Objective:
Carry none of the pictures over; write out the complete data exactly.
+++++
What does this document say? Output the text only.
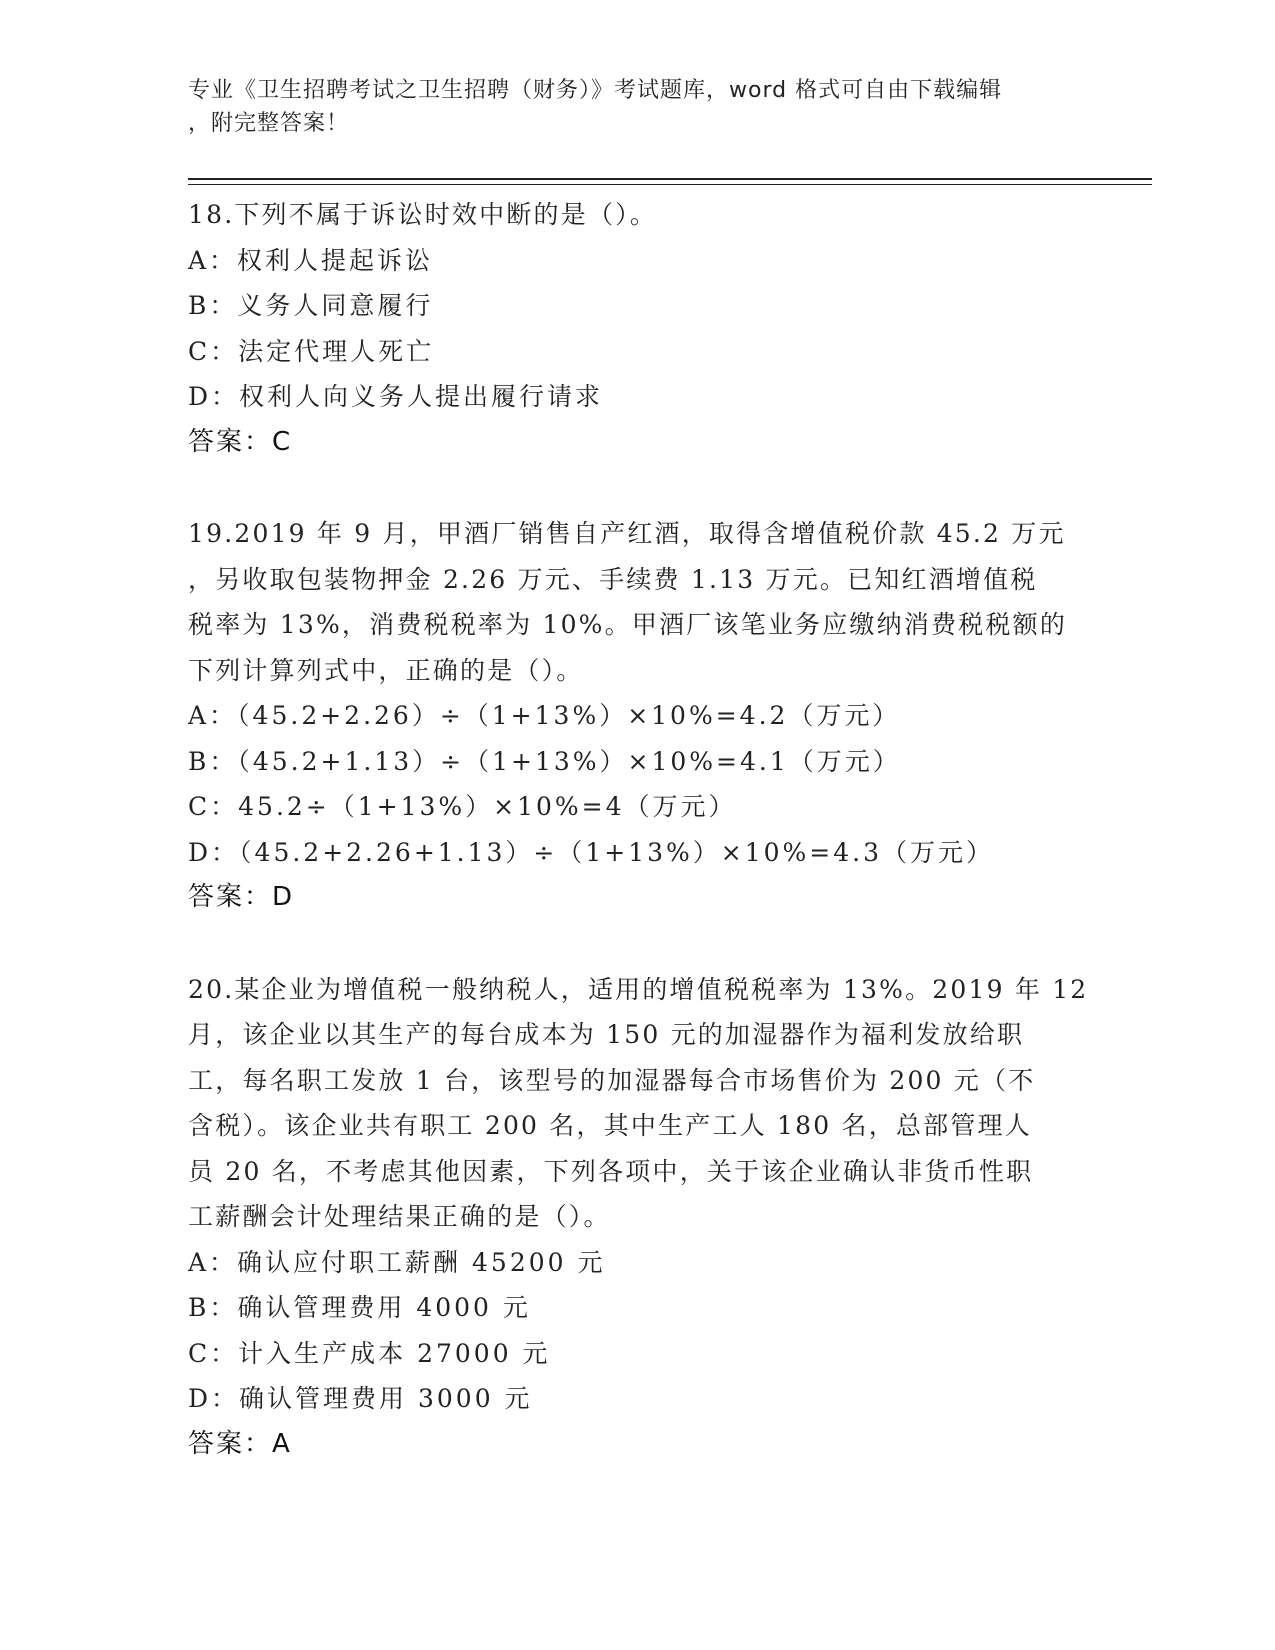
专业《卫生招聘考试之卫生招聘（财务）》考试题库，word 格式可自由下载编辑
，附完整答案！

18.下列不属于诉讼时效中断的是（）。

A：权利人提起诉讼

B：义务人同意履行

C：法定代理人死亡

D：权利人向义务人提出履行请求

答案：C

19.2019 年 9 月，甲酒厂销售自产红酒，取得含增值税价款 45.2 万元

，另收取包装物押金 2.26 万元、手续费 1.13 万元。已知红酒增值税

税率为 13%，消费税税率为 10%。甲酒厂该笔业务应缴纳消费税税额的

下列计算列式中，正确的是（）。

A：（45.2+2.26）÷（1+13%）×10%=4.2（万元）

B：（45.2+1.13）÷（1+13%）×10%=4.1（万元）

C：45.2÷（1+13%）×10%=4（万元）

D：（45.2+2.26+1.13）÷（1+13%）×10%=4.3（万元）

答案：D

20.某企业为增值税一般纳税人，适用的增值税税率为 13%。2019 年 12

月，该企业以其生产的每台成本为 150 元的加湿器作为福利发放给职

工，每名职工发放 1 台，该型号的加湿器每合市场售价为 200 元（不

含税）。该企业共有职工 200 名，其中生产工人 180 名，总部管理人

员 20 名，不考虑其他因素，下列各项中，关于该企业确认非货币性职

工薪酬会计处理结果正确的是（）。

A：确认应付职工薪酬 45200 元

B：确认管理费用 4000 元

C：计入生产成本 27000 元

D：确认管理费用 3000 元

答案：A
+++++
Full solution:
What does this document say? Output the text only.
专业《卫生招聘考试之卫生招聘（财务）》考试题库，word 格式可自由下载编辑
，附完整答案！

18.下列不属于诉讼时效中断的是（）。

A：权利人提起诉讼

B：义务人同意履行

C：法定代理人死亡

D：权利人向义务人提出履行请求

答案：C

19.2019 年 9 月，甲酒厂销售自产红酒，取得含增值税价款 45.2 万元

，另收取包装物押金 2.26 万元、手续费 1.13 万元。已知红酒增值税

税率为 13%，消费税税率为 10%。甲酒厂该笔业务应缴纳消费税税额的

下列计算列式中，正确的是（）。

A：（45.2+2.26）÷（1+13%）×10%=4.2（万元）

B：（45.2+1.13）÷（1+13%）×10%=4.1（万元）

C：45.2÷（1+13%）×10%=4（万元）

D：（45.2+2.26+1.13）÷（1+13%）×10%=4.3（万元）

答案：D

20.某企业为增值税一般纳税人，适用的增值税税率为 13%。2019 年 12

月，该企业以其生产的每台成本为 150 元的加湿器作为福利发放给职

工，每名职工发放 1 台，该型号的加湿器每合市场售价为 200 元（不

含税）。该企业共有职工 200 名，其中生产工人 180 名，总部管理人

员 20 名，不考虑其他因素，下列各项中，关于该企业确认非货币性职

工薪酬会计处理结果正确的是（）。

A：确认应付职工薪酬 45200 元

B：确认管理费用 4000 元

C：计入生产成本 27000 元

D：确认管理费用 3000 元

答案：A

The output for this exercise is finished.